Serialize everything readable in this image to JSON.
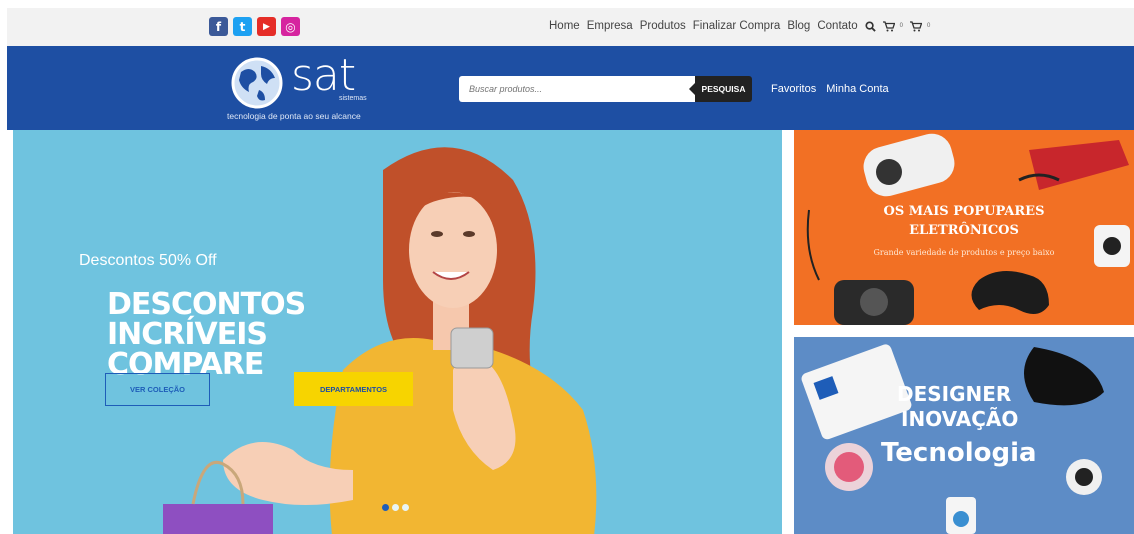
{
  "social": [
    {
      "name": "facebook",
      "glyph": "f",
      "color": "#3b5998"
    },
    {
      "name": "twitter",
      "glyph": "t",
      "color": "#1da1f2"
    },
    {
      "name": "youtube",
      "glyph": "▶",
      "color": "#e52d27"
    },
    {
      "name": "instagram",
      "glyph": "◎",
      "color": "#d6249f"
    }
  ],
  "nav": {
    "items": [
      "Home",
      "Empresa",
      "Produtos",
      "Finalizar Compra",
      "Blog",
      "Contato"
    ],
    "cart1_count": "0",
    "cart2_count": "0"
  },
  "logo": {
    "brand": "sat",
    "sub": "sistemas",
    "tagline": "tecnologia de ponta ao seu alcance"
  },
  "search": {
    "placeholder": "Buscar produtos...",
    "button": "PESQUISA"
  },
  "header_links": [
    "Favoritos",
    "Minha Conta"
  ],
  "hero": {
    "subtitle": "Descontos 50% Off",
    "title_line1": "DESCONTOS INCRÍVEIS",
    "title_line2": "COMPARE",
    "btn_outline": "VER COLEÇÃO",
    "btn_yellow": "DEPARTAMENTOS",
    "slides": 3,
    "active_slide": 1
  },
  "banner1": {
    "line1": "OS MAIS POPUPARES",
    "line2": "ELETRÔNICOS",
    "line3": "Grande variedade de produtos e preço baixo"
  },
  "banner2": {
    "line1": "DESIGNER",
    "line2": "INOVAÇÃO",
    "line3": "Tecnologia"
  },
  "colors": {
    "header": "#1e4fa3",
    "topbar": "#f2f2f2",
    "hero_bg": "#6fc3df",
    "accent_yellow": "#f7d400",
    "banner_orange": "#f27024",
    "banner_blue": "#5d8cc6"
  }
}
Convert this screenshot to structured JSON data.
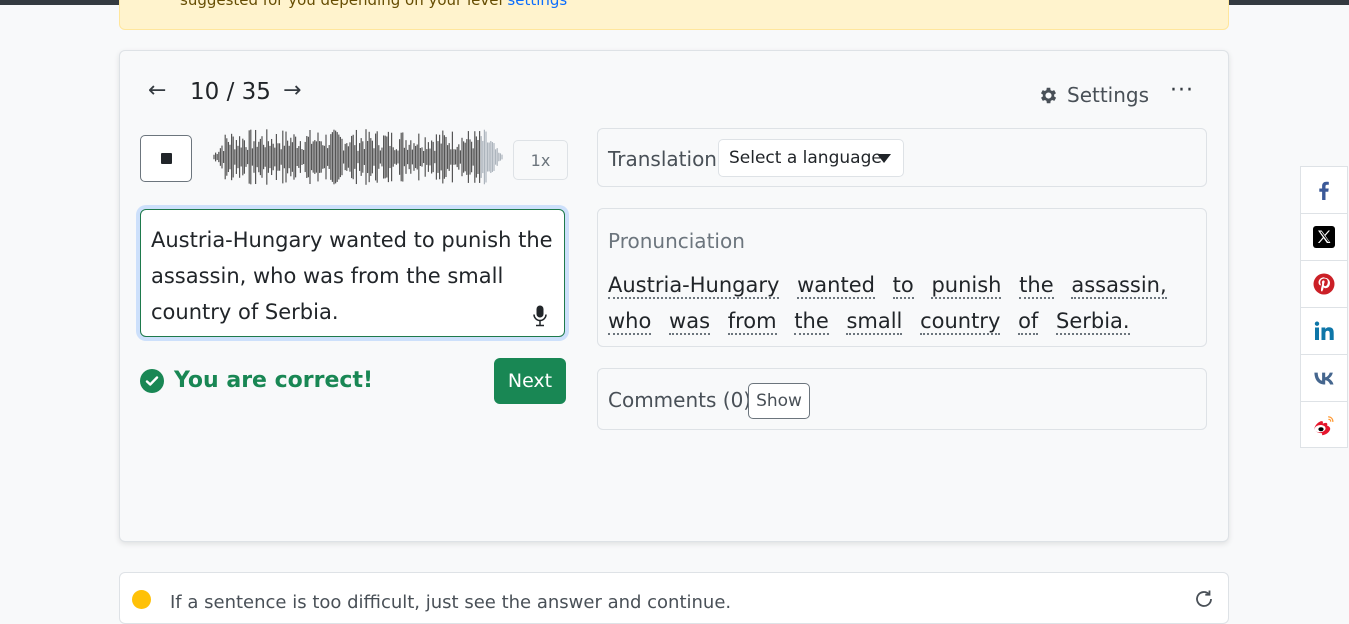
{
  "top_alert": {
    "text_before": "suggested for you depending on your level ",
    "link": "settings"
  },
  "navigation": {
    "prev_icon": "←",
    "counter": "10 / 35",
    "next_icon": "→"
  },
  "header": {
    "settings_label": "Settings",
    "more_icon": "···"
  },
  "player": {
    "speed_label": "1x"
  },
  "answer": {
    "text": "Austria-Hungary wanted to punish the assassin, who was from the small country of Serbia."
  },
  "result": {
    "message": "You are correct!",
    "next_label": "Next"
  },
  "translation": {
    "label": "Translation",
    "select_value": "Select a language"
  },
  "pronunciation": {
    "label": "Pronunciation",
    "words": [
      "Austria-Hungary",
      "wanted",
      "to",
      "punish",
      "the",
      "assassin,",
      "who",
      "was",
      "from",
      "the",
      "small",
      "country",
      "of",
      "Serbia."
    ]
  },
  "comments": {
    "label": "Comments (0)",
    "show_label": "Show"
  },
  "share": [
    "facebook-icon",
    "x-icon",
    "pinterest-icon",
    "linkedin-icon",
    "vk-icon",
    "weibo-icon"
  ],
  "tip": {
    "text": "If a sentence is too difficult, just see the answer and continue."
  },
  "colors": {
    "success": "#198754",
    "alert_bg": "#fff3cd",
    "link": "#0d6efd"
  }
}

• WHAT NEEDS TO BE DONE:
The data above should be repeated exactly, minus any pictures.

• TASK RESULT:
Serialize everything readable in this image to JSON.
{
  "social": [
    {
      "name": "facebook",
      "glyph": "f",
      "color": "#3b5998"
    },
    {
      "name": "twitter",
      "glyph": "t",
      "color": "#1da1f2"
    },
    {
      "name": "youtube",
      "glyph": "▶",
      "color": "#e52d27"
    },
    {
      "name": "instagram",
      "glyph": "◎",
      "color": "#d6249f"
    }
  ],
  "nav": {
    "items": [
      "Home",
      "Empresa",
      "Produtos",
      "Finalizar Compra",
      "Blog",
      "Contato"
    ],
    "cart1_count": "0",
    "cart2_count": "0"
  },
  "logo": {
    "brand": "sat",
    "sub": "sistemas",
    "tagline": "tecnologia de ponta ao seu alcance"
  },
  "search": {
    "placeholder": "Buscar produtos...",
    "button": "PESQUISA"
  },
  "header_links": [
    "Favoritos",
    "Minha Conta"
  ],
  "hero": {
    "subtitle": "Descontos 50% Off",
    "title_line1": "DESCONTOS INCRÍVEIS",
    "title_line2": "COMPARE",
    "btn_outline": "VER COLEÇÃO",
    "btn_yellow": "DEPARTAMENTOS",
    "slides": 3,
    "active_slide": 1
  },
  "banner1": {
    "line1": "OS MAIS POPUPARES",
    "line2": "ELETRÔNICOS",
    "line3": "Grande variedade de produtos e preço baixo"
  },
  "banner2": {
    "line1": "DESIGNER",
    "line2": "INOVAÇÃO",
    "line3": "Tecnologia"
  },
  "colors": {
    "header": "#1e4fa3",
    "topbar": "#f2f2f2",
    "hero_bg": "#6fc3df",
    "accent_yellow": "#f7d400",
    "banner_orange": "#f27024",
    "banner_blue": "#5d8cc6"
  }
}
Convert this screenshot to structured JSON data.
{
  "top_alert": {
    "text_before": "suggested for you depending on your level ",
    "link": "settings"
  },
  "navigation": {
    "prev_icon": "←",
    "counter": "10 / 35",
    "next_icon": "→"
  },
  "header": {
    "settings_label": "Settings",
    "more_icon": "···"
  },
  "player": {
    "speed_label": "1x"
  },
  "answer": {
    "text": "Austria-Hungary wanted to punish the assassin, who was from the small country of Serbia."
  },
  "result": {
    "message": "You are correct!",
    "next_label": "Next"
  },
  "translation": {
    "label": "Translation",
    "select_value": "Select a language"
  },
  "pronunciation": {
    "label": "Pronunciation",
    "words": [
      "Austria-Hungary",
      "wanted",
      "to",
      "punish",
      "the",
      "assassin,",
      "who",
      "was",
      "from",
      "the",
      "small",
      "country",
      "of",
      "Serbia."
    ]
  },
  "comments": {
    "label": "Comments (0)",
    "show_label": "Show"
  },
  "share": [
    "facebook-icon",
    "x-icon",
    "pinterest-icon",
    "linkedin-icon",
    "vk-icon",
    "weibo-icon"
  ],
  "tip": {
    "text": "If a sentence is too difficult, just see the answer and continue."
  },
  "colors": {
    "success": "#198754",
    "alert_bg": "#fff3cd",
    "link": "#0d6efd"
  }
}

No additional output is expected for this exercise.